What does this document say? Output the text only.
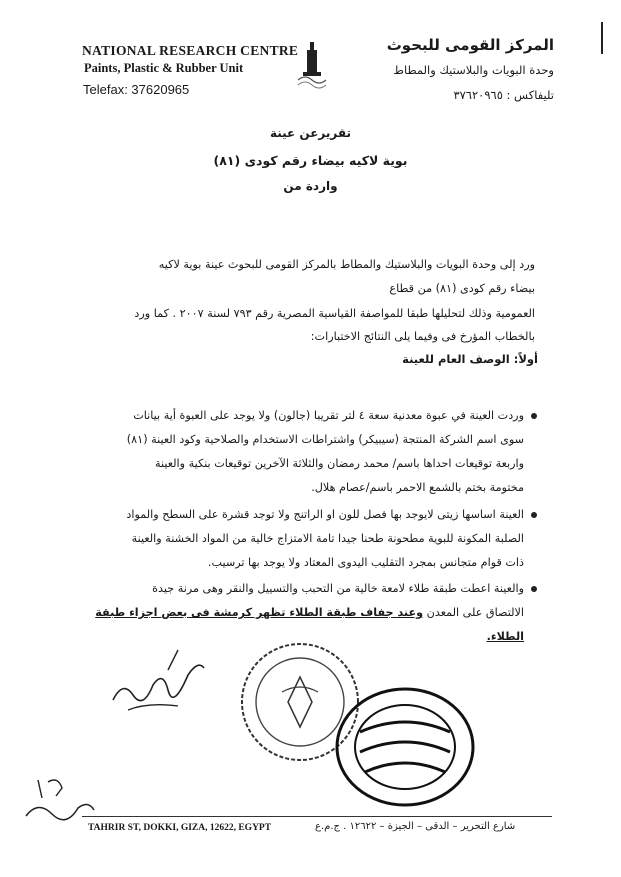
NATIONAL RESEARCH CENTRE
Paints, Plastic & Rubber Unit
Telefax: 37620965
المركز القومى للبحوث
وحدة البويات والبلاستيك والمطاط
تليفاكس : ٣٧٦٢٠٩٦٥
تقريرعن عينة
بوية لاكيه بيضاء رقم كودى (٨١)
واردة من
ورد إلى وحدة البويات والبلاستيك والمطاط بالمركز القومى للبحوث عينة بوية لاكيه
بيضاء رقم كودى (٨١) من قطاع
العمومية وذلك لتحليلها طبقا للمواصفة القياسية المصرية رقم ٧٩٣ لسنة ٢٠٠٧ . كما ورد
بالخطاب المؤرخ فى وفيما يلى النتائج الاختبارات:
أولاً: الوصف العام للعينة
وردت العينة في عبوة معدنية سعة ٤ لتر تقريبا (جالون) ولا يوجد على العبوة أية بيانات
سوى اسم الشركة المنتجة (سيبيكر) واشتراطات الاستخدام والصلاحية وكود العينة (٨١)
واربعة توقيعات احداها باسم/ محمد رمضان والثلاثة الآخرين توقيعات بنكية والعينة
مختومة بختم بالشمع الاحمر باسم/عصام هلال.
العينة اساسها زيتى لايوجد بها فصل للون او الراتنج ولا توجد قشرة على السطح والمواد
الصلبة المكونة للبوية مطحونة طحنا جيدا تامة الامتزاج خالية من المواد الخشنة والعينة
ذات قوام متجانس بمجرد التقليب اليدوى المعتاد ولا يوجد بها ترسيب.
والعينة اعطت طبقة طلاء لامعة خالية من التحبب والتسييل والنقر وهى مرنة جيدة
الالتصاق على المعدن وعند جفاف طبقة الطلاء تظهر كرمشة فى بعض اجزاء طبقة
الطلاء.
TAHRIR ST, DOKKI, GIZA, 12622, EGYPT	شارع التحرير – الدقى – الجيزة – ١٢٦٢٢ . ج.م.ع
☆ ☆ ☆ ☆ ☆ ☆ ☆
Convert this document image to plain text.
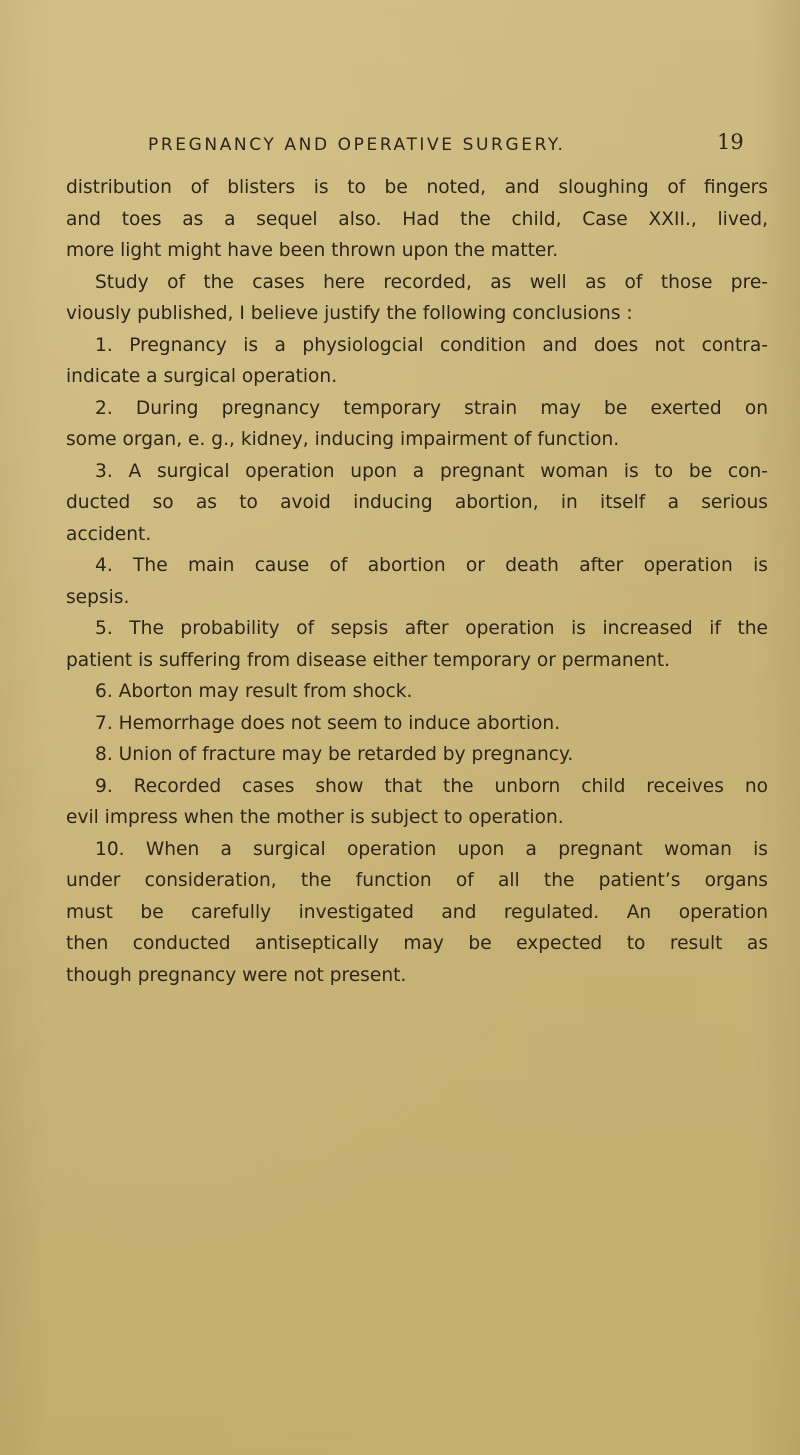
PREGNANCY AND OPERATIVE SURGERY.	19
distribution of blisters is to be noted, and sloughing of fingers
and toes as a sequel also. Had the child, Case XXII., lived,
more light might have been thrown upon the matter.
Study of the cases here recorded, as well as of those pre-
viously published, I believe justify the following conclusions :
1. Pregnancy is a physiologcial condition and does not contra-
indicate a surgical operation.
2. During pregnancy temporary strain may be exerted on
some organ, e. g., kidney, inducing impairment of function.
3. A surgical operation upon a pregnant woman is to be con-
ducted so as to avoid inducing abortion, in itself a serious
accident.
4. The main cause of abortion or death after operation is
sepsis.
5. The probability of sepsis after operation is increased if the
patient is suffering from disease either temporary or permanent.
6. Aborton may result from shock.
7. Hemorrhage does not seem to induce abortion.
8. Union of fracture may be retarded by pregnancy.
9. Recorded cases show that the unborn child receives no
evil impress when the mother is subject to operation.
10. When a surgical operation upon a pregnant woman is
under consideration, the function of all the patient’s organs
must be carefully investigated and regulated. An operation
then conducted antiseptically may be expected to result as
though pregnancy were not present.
☆ ☆ ☆ ☆ ☆ ☆ ☆
** Written problem **
From the data above, copy each line where the string "child" appears.

** Problem solution **
and toes as a sequel also. Had the child, Case XXII., lived,
9. Recorded cases show that the unborn child receives no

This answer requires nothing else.